#### Instruction
Write the records below out in full, character for character, with no pictures.

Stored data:

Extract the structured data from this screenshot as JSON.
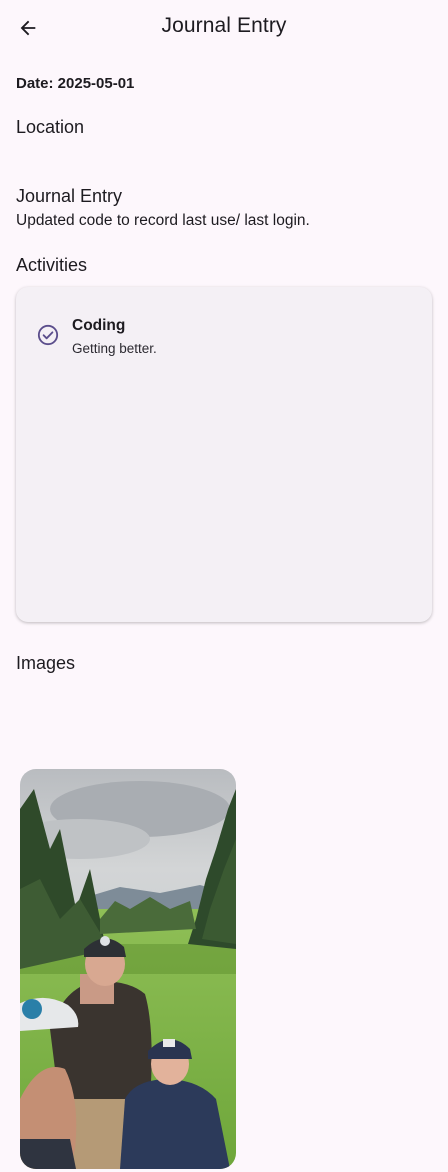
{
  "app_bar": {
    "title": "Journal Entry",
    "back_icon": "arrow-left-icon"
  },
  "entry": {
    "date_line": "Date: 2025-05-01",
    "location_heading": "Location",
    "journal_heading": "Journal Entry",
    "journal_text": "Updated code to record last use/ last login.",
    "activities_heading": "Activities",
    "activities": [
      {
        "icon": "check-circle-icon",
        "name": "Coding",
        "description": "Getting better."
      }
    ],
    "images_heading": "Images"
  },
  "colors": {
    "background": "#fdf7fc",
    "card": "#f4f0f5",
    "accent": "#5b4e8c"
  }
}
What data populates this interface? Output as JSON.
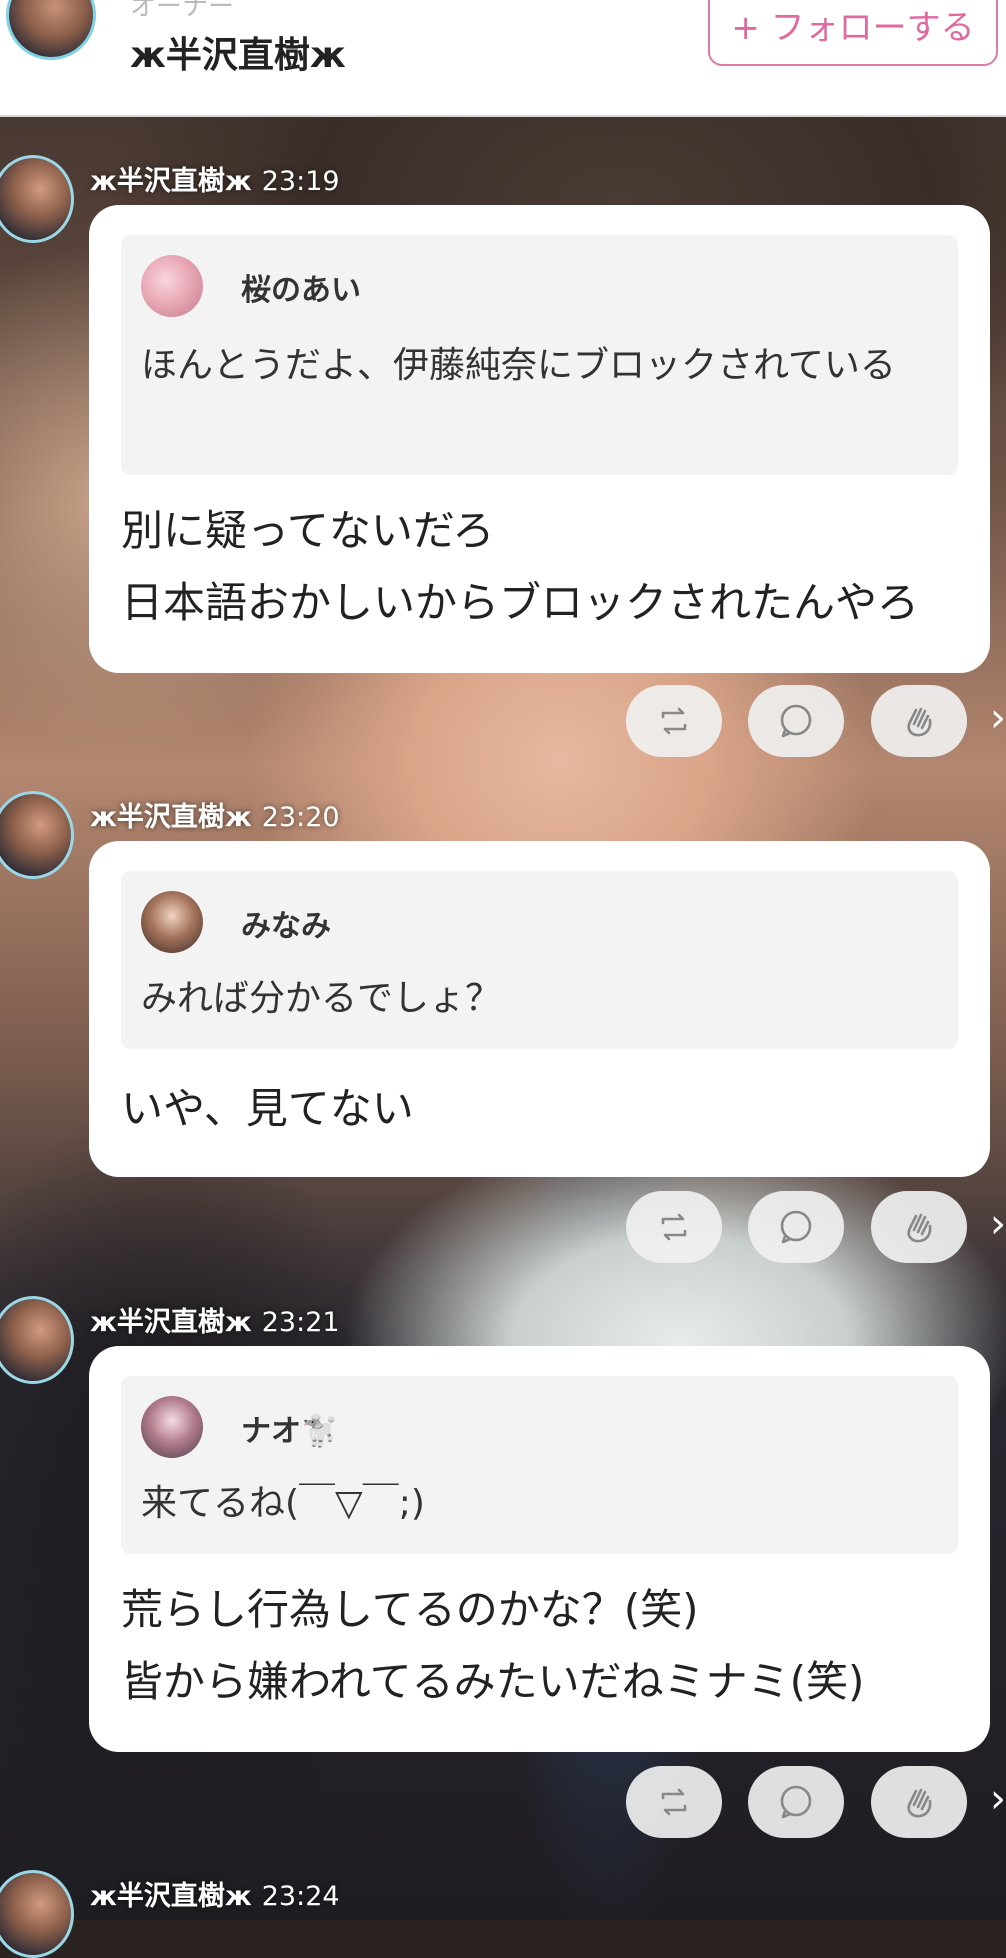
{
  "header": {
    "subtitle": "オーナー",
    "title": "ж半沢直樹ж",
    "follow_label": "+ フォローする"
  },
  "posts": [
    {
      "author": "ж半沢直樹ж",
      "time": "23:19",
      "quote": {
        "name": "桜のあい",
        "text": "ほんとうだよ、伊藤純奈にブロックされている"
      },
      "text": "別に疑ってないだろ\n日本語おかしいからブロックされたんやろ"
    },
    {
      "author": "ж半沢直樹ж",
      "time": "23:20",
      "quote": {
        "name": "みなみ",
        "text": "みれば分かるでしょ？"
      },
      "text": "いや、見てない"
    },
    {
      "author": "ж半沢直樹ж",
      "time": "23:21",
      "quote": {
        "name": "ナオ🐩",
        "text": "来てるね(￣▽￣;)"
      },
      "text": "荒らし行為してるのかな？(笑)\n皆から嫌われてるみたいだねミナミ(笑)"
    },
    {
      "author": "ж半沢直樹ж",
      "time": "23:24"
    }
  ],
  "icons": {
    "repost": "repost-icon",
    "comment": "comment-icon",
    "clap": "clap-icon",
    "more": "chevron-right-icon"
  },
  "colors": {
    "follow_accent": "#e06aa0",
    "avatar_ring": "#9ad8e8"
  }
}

#### Response to the task
Extract the structured data from this screenshot as JSON.
{
  "app_bar": {
    "title": "Journal Entry",
    "back_icon": "arrow-left-icon"
  },
  "entry": {
    "date_line": "Date: 2025-05-01",
    "location_heading": "Location",
    "journal_heading": "Journal Entry",
    "journal_text": "Updated code to record last use/ last login.",
    "activities_heading": "Activities",
    "activities": [
      {
        "icon": "check-circle-icon",
        "name": "Coding",
        "description": "Getting better."
      }
    ],
    "images_heading": "Images"
  },
  "colors": {
    "background": "#fdf7fc",
    "card": "#f4f0f5",
    "accent": "#5b4e8c"
  }
}
What data populates this interface? Output as JSON.
{
  "header": {
    "subtitle": "オーナー",
    "title": "ж半沢直樹ж",
    "follow_label": "+ フォローする"
  },
  "posts": [
    {
      "author": "ж半沢直樹ж",
      "time": "23:19",
      "quote": {
        "name": "桜のあい",
        "text": "ほんとうだよ、伊藤純奈にブロックされている"
      },
      "text": "別に疑ってないだろ\n日本語おかしいからブロックされたんやろ"
    },
    {
      "author": "ж半沢直樹ж",
      "time": "23:20",
      "quote": {
        "name": "みなみ",
        "text": "みれば分かるでしょ？"
      },
      "text": "いや、見てない"
    },
    {
      "author": "ж半沢直樹ж",
      "time": "23:21",
      "quote": {
        "name": "ナオ🐩",
        "text": "来てるね(￣▽￣;)"
      },
      "text": "荒らし行為してるのかな？(笑)\n皆から嫌われてるみたいだねミナミ(笑)"
    },
    {
      "author": "ж半沢直樹ж",
      "time": "23:24"
    }
  ],
  "icons": {
    "repost": "repost-icon",
    "comment": "comment-icon",
    "clap": "clap-icon",
    "more": "chevron-right-icon"
  },
  "colors": {
    "follow_accent": "#e06aa0",
    "avatar_ring": "#9ad8e8"
  }
}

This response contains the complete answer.